Check every line below for the word "сумме" and copy each one that has it.

**Stored data:**
--- Begin ---

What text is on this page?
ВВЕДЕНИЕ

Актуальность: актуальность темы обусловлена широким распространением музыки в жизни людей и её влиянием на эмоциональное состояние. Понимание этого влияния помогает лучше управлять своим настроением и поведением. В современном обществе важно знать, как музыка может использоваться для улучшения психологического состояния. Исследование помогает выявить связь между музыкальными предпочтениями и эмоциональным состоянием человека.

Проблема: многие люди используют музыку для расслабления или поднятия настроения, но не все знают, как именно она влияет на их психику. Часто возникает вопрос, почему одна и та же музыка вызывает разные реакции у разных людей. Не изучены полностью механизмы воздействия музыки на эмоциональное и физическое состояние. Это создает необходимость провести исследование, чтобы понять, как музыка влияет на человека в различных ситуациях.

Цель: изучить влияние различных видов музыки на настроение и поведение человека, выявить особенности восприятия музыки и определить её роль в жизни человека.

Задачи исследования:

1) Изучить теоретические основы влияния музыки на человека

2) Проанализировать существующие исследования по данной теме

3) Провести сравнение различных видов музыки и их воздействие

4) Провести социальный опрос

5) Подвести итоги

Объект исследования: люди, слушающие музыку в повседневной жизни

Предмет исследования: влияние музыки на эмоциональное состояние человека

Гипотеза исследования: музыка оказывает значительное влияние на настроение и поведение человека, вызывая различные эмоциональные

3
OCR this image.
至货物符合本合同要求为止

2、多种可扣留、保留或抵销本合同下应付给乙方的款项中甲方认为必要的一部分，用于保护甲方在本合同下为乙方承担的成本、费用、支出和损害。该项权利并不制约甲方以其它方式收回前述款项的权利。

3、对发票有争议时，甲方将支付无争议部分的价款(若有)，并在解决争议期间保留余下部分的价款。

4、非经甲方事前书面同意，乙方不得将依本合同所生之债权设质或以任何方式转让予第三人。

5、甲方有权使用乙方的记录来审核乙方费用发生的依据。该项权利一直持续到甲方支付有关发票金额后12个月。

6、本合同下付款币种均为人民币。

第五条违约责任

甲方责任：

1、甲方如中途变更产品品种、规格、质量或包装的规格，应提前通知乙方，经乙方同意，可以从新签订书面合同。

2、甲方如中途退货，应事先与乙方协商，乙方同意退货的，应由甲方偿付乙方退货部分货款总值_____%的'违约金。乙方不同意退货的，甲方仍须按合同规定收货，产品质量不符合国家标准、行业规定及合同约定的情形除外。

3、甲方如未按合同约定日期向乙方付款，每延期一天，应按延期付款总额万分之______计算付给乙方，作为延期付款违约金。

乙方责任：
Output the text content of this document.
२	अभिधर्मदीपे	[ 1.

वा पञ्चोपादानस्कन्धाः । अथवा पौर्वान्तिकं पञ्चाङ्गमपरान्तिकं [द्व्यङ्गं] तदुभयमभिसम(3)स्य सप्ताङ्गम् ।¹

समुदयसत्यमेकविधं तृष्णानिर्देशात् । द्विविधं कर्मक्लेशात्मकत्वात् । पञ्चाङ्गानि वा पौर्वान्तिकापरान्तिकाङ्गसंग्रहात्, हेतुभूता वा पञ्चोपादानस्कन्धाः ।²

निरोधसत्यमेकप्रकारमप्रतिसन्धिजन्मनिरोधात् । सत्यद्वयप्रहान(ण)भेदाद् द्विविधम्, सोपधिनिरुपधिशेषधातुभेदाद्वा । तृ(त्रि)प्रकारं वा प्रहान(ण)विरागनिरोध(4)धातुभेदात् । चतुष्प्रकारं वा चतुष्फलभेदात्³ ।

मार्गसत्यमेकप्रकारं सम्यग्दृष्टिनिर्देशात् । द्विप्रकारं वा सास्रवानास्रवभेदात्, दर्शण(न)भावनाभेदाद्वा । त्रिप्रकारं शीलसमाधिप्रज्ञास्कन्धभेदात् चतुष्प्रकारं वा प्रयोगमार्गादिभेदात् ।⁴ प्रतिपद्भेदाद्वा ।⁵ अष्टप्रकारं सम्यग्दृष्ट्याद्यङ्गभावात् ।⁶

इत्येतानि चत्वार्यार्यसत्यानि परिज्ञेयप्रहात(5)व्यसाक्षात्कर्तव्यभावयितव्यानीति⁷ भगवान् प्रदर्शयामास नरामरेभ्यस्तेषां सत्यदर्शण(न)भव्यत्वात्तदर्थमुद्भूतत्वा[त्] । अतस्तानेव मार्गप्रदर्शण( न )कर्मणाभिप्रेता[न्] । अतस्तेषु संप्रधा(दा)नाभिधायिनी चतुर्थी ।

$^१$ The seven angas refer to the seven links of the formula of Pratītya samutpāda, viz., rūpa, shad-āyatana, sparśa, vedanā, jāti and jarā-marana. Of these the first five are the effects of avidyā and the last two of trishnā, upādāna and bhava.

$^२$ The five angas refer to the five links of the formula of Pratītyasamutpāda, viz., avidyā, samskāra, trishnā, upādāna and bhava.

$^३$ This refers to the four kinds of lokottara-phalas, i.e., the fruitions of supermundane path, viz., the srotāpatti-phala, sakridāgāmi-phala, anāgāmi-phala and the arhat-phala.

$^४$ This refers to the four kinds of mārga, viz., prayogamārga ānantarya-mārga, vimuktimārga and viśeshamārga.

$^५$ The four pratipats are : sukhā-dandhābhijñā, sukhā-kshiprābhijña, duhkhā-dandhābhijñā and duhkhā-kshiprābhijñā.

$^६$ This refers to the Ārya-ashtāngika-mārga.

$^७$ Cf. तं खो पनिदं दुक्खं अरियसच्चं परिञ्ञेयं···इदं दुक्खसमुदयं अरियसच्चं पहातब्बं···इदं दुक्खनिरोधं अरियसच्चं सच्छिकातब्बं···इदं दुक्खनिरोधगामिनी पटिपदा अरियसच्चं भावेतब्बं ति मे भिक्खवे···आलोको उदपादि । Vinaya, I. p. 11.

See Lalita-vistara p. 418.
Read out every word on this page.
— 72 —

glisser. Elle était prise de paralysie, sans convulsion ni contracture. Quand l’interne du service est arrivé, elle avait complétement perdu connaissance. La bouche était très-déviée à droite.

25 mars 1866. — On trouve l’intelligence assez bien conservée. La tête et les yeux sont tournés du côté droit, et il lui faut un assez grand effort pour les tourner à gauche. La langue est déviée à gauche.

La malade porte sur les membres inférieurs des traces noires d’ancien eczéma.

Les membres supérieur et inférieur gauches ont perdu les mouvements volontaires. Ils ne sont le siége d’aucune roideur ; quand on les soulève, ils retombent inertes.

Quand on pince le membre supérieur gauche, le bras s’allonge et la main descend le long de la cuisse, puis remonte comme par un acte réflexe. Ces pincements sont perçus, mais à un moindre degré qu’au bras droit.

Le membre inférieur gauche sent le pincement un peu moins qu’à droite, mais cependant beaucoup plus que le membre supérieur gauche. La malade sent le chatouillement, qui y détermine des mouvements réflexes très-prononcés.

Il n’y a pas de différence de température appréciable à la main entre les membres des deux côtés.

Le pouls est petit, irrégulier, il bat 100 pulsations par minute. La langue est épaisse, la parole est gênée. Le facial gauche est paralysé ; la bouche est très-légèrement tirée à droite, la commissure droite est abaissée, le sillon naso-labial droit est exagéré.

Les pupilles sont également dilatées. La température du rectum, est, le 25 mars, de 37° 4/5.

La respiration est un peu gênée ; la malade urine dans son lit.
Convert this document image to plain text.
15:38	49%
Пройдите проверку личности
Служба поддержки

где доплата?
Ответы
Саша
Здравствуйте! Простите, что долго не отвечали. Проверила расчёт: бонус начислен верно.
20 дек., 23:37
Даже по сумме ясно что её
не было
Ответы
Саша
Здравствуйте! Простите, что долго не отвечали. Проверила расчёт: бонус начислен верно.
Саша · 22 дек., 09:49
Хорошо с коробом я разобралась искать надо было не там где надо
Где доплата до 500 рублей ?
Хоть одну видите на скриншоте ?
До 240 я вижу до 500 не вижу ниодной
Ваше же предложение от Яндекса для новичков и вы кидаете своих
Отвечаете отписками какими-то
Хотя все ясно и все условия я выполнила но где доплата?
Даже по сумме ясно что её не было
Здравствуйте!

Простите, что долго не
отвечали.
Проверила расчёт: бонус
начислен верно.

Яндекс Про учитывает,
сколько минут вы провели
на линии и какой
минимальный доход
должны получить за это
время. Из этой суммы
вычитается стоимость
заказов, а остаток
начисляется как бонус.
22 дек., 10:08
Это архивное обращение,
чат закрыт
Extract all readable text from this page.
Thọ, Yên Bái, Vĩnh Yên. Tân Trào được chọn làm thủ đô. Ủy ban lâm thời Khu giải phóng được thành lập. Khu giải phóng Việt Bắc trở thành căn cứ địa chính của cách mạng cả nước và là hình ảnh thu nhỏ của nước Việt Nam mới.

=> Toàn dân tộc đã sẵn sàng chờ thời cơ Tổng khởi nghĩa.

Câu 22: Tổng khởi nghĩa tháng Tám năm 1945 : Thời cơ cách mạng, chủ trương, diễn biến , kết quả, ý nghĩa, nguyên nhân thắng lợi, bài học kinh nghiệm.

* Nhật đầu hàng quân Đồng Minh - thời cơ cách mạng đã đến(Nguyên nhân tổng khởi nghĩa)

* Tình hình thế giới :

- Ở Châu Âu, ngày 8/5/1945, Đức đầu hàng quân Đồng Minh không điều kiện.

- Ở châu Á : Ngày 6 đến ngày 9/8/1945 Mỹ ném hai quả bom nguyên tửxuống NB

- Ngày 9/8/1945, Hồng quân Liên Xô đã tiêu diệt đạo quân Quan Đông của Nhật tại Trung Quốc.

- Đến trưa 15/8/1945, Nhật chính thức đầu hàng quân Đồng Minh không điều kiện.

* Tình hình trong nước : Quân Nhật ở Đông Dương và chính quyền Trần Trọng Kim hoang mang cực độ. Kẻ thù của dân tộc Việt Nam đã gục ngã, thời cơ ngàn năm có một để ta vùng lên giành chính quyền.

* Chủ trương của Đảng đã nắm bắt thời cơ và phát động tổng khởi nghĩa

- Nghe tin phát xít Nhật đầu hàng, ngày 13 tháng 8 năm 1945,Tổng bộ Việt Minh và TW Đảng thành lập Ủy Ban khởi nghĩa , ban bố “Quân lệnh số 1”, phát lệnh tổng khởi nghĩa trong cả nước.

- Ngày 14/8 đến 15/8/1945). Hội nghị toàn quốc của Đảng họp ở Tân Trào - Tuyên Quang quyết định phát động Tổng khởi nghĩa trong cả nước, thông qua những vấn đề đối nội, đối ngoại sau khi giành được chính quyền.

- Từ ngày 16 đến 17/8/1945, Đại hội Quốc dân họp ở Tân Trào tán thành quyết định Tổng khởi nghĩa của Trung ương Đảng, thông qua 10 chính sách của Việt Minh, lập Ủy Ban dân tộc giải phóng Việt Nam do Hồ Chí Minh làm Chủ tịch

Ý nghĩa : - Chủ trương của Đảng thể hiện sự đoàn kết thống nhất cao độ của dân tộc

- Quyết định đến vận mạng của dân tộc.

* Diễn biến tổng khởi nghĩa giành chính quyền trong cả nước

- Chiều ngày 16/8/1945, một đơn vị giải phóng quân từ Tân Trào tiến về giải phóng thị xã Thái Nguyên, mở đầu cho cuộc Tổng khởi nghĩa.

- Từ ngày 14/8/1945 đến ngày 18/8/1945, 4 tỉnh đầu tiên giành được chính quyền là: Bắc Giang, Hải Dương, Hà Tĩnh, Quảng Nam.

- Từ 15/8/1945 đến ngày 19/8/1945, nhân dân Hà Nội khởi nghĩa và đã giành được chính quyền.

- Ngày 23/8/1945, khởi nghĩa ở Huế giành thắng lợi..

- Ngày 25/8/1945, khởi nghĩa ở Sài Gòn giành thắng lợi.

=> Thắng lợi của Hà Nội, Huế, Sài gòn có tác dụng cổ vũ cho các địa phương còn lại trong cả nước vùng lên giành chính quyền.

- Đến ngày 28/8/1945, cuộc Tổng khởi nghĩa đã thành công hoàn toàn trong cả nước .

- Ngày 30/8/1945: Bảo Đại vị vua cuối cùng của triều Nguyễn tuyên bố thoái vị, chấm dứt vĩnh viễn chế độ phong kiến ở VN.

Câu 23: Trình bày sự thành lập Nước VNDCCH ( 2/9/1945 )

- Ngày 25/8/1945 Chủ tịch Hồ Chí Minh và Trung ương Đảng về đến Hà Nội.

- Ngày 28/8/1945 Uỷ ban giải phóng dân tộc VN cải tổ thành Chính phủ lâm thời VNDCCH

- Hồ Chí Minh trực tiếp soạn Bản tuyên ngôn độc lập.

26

--- End ---

**Answer to the task:**
Даже по сумме ясно что её
Даже по сумме ясно что её не было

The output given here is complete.